> _PROVIDED TEXT_:
Make things happen in R
If everything works well, you can log into your R session by going to the Public IPv4 DNS link in your instance summary (You can get this by going back to the AWS console, finding a list of your EC2 instances, and clicking on your running instance). It looks similar to this: http://ec2---**-.eu-west-2.compute.amazonaws.com (again with numbers instead of *).
Your login is “rstudio” and the password is your Instance ID, looking like this i-23g0d124q24698123
(yes, I made this up). Change your password right away — there is guidance in the document that you see in front of you. It’s worth it for security reasons.
Now that we are in R, we will create a new folder called plumber-apis
and in it two new scripts my-plumber.R
and run-my-plumber.R
.
In my-plumber.R
, add the following. It does not matter at this stage what the functions are. You can add all your functions later. Let’s make it work first:
# plumber.R
#* Echo back the input
#* @param msg The message to echo
#* @get /echo
function(msg=""){
list(msg = paste0("The message is: '", msg, "'"))
}
#* Plot a histogram
#* @png
#* @get /plot
function(){
rand <- rnorm(100)
hist(rand)
}
#* Return the sum of two numbers
#* @param a The first number to add
#* @param b The second number to add
#* @post /sum
function(a, b){
as.numeric(a) + as.numeric(b)
}
In run-my-plumber.R
, we add the following:
library(plumber)
root <- pr(paste0(getwd(), "/my-plumber.R"))
pr_run(root, host = "0.0.0.0", port = 8000)
All good? Awesome! Now I need you to search for Terminal in RStudio. It’s at the bottom, a tab right next to the Console. In the terminal, I need you to cd plumber-apis
to get into the folder where you have your scripts (again, check if you’re there with ls
) and run R CMD BATCH run-my-plumber.R
.
Okay, now things are happening! Open the plumber-apis
folder in the Files viewer on the right. You should see a new file called run-my-plumber.Rout
. When you open it, you will see what just happened. If you scroll down and your file ends with
> pr_run(root, host = "0.0.0.0", port = 8000)
Running plumber API at http://0.0.0.0:8000
Running swagger Docs at http://127.0.0.1:8000/__docs__/
you are awesome and you just ran your first API on the AWS EC2 server. Are you curious what it can do? Take the Public IPv4 DNS link (the one looking like http://ec2---**-.eu-west-2.compute.amazonaws.com) and add :8000/sum?b=1&a=3
right at the end. The final link should look like this: http://ec2-*-*-***-*.eu-west-2.compute.amazonaws.com:8000/sum?b=1&a=3
. Run it in your browser of choice. See the “4”? Congrats, that’s calculated by your awesome API! 😊 🔥

> _PROBLEM 1_:
In the tutorial on running a plumber API on AWS, what login name is used for the R session?

> _MATERIAL FOR THIS EXERCISE_:
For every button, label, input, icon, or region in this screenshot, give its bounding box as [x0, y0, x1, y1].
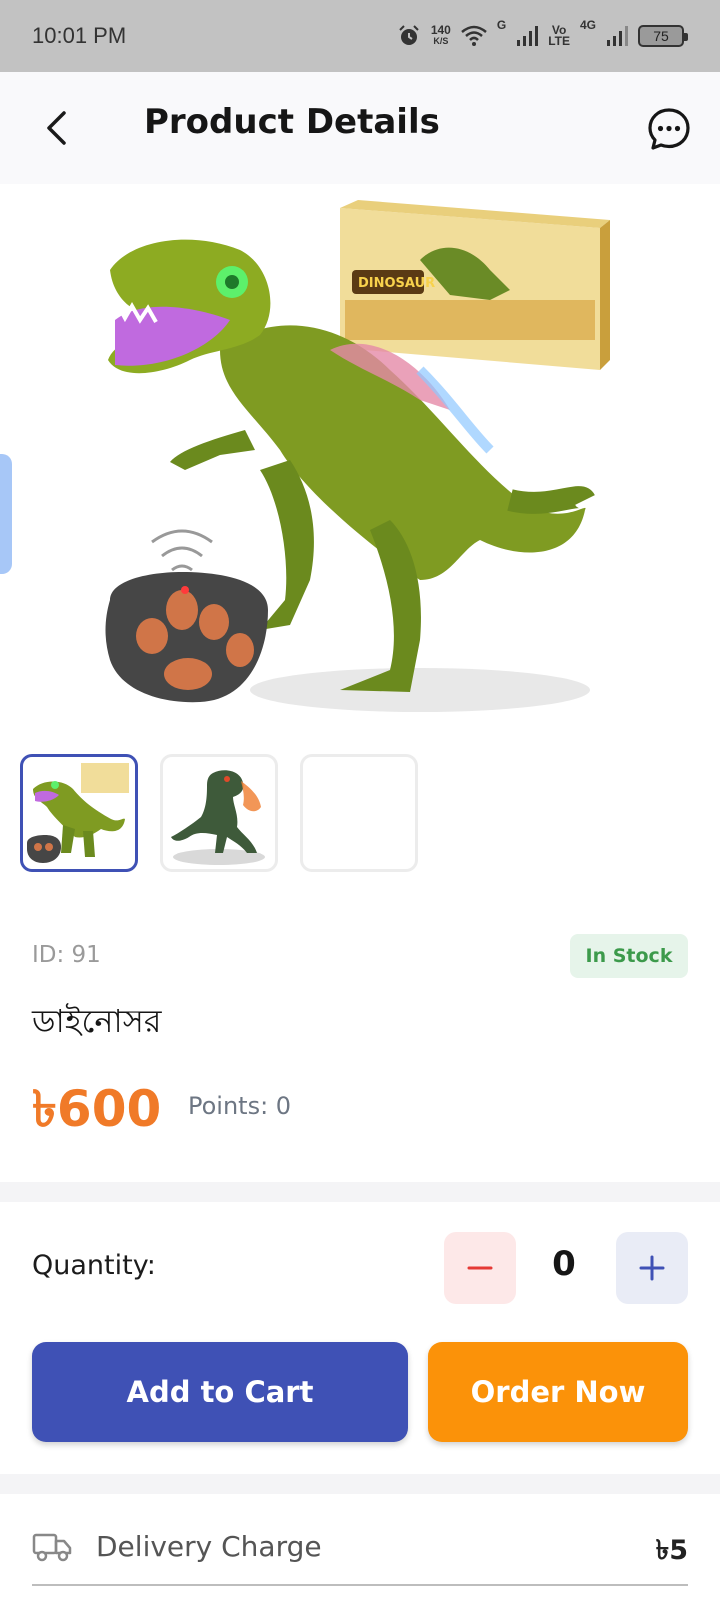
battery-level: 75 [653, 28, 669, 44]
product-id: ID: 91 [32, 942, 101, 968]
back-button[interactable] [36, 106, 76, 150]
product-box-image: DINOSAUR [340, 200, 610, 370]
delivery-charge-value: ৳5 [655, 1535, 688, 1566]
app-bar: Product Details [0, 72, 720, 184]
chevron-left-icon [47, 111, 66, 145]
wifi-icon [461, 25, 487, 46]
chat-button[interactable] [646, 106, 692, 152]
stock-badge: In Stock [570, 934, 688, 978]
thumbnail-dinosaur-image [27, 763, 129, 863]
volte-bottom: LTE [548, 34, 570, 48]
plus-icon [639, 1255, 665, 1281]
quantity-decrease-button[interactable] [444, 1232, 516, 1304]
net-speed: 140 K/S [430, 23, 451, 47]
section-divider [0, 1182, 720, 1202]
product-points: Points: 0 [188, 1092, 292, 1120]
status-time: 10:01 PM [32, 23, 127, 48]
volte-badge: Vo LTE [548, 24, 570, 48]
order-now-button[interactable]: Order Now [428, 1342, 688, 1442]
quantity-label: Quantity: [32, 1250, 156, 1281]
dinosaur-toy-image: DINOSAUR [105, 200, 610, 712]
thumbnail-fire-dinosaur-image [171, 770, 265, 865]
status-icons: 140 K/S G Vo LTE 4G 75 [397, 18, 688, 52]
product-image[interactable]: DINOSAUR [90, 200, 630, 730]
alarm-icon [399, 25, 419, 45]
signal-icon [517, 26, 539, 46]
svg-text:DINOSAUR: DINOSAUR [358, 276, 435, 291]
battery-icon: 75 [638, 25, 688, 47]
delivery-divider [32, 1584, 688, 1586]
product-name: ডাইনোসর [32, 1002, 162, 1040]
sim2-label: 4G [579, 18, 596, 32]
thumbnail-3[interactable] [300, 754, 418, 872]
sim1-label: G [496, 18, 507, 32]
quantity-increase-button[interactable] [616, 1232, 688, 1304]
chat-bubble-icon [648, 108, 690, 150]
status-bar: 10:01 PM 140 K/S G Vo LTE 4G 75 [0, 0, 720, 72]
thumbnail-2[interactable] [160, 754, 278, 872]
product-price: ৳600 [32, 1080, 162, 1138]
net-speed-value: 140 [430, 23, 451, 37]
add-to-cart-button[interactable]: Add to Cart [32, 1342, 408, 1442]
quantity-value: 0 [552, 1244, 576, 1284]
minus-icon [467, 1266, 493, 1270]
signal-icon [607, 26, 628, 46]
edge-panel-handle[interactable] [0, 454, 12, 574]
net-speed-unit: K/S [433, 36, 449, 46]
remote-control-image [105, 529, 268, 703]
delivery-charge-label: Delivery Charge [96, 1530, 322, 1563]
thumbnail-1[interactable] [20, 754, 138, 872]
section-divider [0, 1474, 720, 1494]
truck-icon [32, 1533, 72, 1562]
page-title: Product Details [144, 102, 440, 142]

==

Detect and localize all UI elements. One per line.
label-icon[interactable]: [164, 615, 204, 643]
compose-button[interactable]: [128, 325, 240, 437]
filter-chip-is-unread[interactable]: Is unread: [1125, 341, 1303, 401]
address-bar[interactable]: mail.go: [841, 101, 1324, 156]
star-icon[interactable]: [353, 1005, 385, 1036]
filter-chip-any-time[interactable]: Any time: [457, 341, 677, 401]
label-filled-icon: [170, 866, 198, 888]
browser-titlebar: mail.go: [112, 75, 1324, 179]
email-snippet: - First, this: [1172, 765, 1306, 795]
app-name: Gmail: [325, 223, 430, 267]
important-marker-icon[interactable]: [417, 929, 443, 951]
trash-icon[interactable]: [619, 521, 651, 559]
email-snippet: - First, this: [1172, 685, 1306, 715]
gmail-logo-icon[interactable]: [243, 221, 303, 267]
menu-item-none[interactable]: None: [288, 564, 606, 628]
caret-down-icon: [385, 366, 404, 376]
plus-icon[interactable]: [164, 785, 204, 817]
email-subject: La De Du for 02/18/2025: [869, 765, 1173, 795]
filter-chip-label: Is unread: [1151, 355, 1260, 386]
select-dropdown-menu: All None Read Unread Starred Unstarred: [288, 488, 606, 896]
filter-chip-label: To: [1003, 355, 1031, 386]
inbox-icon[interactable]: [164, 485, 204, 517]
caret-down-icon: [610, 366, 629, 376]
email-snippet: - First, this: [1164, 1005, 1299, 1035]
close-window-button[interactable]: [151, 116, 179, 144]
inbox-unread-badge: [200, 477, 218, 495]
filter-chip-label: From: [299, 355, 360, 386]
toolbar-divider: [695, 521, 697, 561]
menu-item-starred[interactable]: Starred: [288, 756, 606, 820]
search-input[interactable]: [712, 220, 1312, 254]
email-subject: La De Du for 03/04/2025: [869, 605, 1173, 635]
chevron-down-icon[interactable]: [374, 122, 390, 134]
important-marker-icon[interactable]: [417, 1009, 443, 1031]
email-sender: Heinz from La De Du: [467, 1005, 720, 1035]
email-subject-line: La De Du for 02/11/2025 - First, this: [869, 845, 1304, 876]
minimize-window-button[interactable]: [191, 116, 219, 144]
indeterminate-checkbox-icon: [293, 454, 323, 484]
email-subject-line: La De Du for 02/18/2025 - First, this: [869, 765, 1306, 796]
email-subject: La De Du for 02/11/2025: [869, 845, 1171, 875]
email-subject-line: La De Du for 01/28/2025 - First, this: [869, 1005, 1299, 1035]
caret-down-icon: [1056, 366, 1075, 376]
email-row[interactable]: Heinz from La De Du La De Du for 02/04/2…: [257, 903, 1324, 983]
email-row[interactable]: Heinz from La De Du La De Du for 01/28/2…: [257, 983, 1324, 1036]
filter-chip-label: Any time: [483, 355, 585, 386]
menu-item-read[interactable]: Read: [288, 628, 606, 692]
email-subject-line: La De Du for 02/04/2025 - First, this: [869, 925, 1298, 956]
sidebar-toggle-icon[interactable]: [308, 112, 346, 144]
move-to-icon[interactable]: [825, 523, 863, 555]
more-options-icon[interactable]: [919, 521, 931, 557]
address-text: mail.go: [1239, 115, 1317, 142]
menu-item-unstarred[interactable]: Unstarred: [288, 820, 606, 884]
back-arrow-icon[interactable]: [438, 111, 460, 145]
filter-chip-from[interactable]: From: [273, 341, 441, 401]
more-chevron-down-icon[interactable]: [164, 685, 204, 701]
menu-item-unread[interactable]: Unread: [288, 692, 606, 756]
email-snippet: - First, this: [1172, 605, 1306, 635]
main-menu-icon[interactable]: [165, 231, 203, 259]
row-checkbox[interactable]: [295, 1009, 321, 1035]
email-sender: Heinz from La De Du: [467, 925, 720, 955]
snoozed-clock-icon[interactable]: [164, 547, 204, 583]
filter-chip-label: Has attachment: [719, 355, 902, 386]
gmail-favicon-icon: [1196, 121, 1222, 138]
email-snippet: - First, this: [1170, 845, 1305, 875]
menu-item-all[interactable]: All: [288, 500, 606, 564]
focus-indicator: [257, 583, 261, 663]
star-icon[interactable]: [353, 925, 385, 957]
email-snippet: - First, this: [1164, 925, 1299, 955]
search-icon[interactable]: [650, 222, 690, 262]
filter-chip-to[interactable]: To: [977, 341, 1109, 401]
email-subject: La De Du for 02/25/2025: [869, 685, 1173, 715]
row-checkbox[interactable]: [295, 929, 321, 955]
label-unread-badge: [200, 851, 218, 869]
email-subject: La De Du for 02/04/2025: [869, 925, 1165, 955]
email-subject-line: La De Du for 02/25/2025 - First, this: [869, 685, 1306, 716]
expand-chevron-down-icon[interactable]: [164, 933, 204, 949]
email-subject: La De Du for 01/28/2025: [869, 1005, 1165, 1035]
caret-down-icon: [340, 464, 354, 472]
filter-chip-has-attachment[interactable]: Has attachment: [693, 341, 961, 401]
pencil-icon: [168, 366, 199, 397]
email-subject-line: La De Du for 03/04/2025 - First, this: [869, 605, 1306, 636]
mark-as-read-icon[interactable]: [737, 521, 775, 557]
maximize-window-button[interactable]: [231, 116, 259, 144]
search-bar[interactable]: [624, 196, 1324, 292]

> _PROBLEM 2_:
Render the listing lines as a Markdown table with the columns Row and Entry, starting with the line that contains "Detect and localize" and ending with the line that contains "label-filled-icon: [170, 866, 198, 888]". Leave out blank lines.

> _ANSWER 1_:
The login is "rstudio".

> _ANSWER 2_:
| Row | Entry |
|---|---|
| 1 | Detect and localize all UI elements. One per line. |
| 2 | label-icon[interactable]: [164, 615, 204, 643] |
| 3 | compose-button[interactable]: [128, 325, 240, 437] |
| 4 | filter-chip-is-unread[interactable]: Is unread: [1125, 341, 1303, 401] |
| 5 | address-bar[interactable]: mail.go: [841, 101, 1324, 156] |
| 6 | star-icon[interactable]: [353, 1005, 385, 1036] |
| 7 | filter-chip-any-time[interactable]: Any time: [457, 341, 677, 401] |
| 8 | label-filled-icon: [170, 866, 198, 888] |